Stored items from a collection
● ● ● ●
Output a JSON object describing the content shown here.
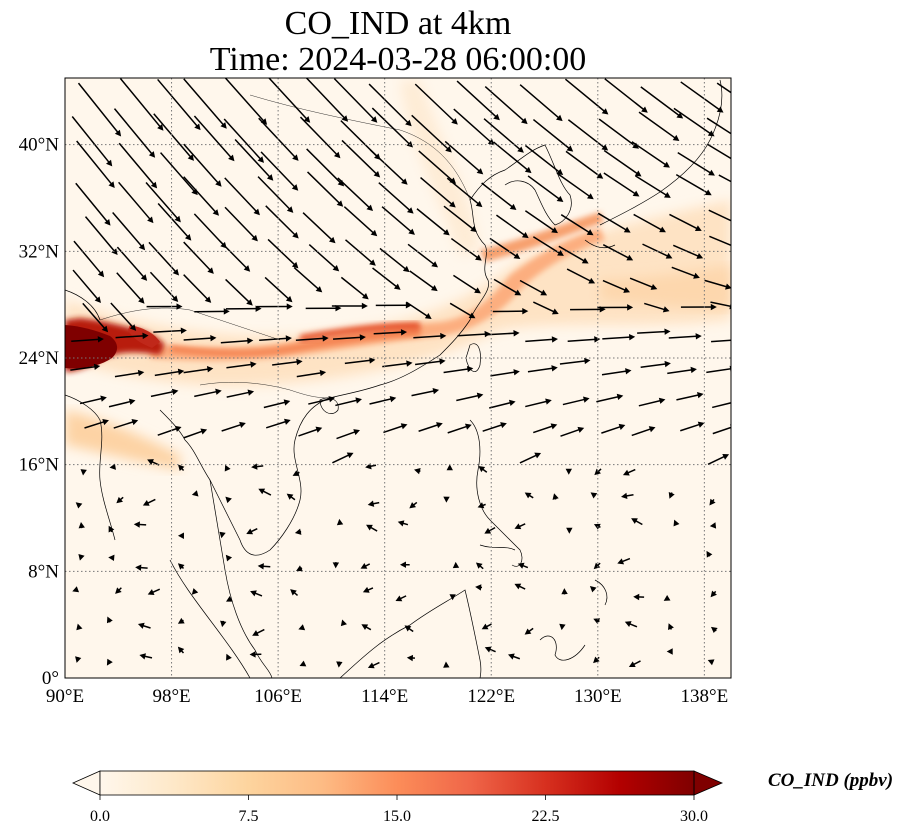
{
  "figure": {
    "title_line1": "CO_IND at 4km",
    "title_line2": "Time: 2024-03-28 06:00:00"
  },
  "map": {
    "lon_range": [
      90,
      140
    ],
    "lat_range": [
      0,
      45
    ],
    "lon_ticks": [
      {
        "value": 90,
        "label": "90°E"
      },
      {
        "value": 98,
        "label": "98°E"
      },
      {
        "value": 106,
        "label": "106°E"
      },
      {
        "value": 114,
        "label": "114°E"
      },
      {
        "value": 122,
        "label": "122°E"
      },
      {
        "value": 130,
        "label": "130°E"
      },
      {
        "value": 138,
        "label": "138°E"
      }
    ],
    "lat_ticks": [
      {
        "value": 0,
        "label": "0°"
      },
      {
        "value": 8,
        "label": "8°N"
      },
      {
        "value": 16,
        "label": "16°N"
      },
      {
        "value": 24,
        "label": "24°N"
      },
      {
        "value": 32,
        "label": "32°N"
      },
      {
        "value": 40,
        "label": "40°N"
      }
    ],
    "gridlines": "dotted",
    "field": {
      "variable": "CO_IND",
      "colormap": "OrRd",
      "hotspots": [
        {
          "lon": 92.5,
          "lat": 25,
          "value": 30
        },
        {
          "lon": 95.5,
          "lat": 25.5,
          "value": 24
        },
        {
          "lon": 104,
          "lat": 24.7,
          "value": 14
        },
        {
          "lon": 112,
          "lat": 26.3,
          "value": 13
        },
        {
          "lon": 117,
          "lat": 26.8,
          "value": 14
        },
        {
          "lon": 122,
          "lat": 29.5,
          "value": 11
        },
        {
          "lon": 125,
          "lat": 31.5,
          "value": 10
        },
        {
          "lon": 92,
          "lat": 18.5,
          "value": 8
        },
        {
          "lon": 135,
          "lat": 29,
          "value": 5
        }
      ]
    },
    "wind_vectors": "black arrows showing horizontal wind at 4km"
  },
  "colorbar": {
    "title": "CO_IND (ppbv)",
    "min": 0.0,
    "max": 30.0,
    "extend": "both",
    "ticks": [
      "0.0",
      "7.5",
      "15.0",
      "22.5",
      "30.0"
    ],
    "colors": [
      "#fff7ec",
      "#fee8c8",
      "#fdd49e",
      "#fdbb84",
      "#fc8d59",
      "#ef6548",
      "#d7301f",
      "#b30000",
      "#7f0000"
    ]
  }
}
● ● ● ●
YOUR TASK ▸ Reproduce each line exactly as it appears, omitting the pictures.

EXERCISE SOLUTION ▸
Output a JSON object describing the content shown here.
{
  "figure": {
    "title_line1": "CO_IND at 4km",
    "title_line2": "Time: 2024-03-28 06:00:00"
  },
  "map": {
    "lon_range": [
      90,
      140
    ],
    "lat_range": [
      0,
      45
    ],
    "lon_ticks": [
      {
        "value": 90,
        "label": "90°E"
      },
      {
        "value": 98,
        "label": "98°E"
      },
      {
        "value": 106,
        "label": "106°E"
      },
      {
        "value": 114,
        "label": "114°E"
      },
      {
        "value": 122,
        "label": "122°E"
      },
      {
        "value": 130,
        "label": "130°E"
      },
      {
        "value": 138,
        "label": "138°E"
      }
    ],
    "lat_ticks": [
      {
        "value": 0,
        "label": "0°"
      },
      {
        "value": 8,
        "label": "8°N"
      },
      {
        "value": 16,
        "label": "16°N"
      },
      {
        "value": 24,
        "label": "24°N"
      },
      {
        "value": 32,
        "label": "32°N"
      },
      {
        "value": 40,
        "label": "40°N"
      }
    ],
    "gridlines": "dotted",
    "field": {
      "variable": "CO_IND",
      "colormap": "OrRd",
      "hotspots": [
        {
          "lon": 92.5,
          "lat": 25,
          "value": 30
        },
        {
          "lon": 95.5,
          "lat": 25.5,
          "value": 24
        },
        {
          "lon": 104,
          "lat": 24.7,
          "value": 14
        },
        {
          "lon": 112,
          "lat": 26.3,
          "value": 13
        },
        {
          "lon": 117,
          "lat": 26.8,
          "value": 14
        },
        {
          "lon": 122,
          "lat": 29.5,
          "value": 11
        },
        {
          "lon": 125,
          "lat": 31.5,
          "value": 10
        },
        {
          "lon": 92,
          "lat": 18.5,
          "value": 8
        },
        {
          "lon": 135,
          "lat": 29,
          "value": 5
        }
      ]
    },
    "wind_vectors": "black arrows showing horizontal wind at 4km"
  },
  "colorbar": {
    "title": "CO_IND (ppbv)",
    "min": 0.0,
    "max": 30.0,
    "extend": "both",
    "ticks": [
      "0.0",
      "7.5",
      "15.0",
      "22.5",
      "30.0"
    ],
    "colors": [
      "#fff7ec",
      "#fee8c8",
      "#fdd49e",
      "#fdbb84",
      "#fc8d59",
      "#ef6548",
      "#d7301f",
      "#b30000",
      "#7f0000"
    ]
  }
}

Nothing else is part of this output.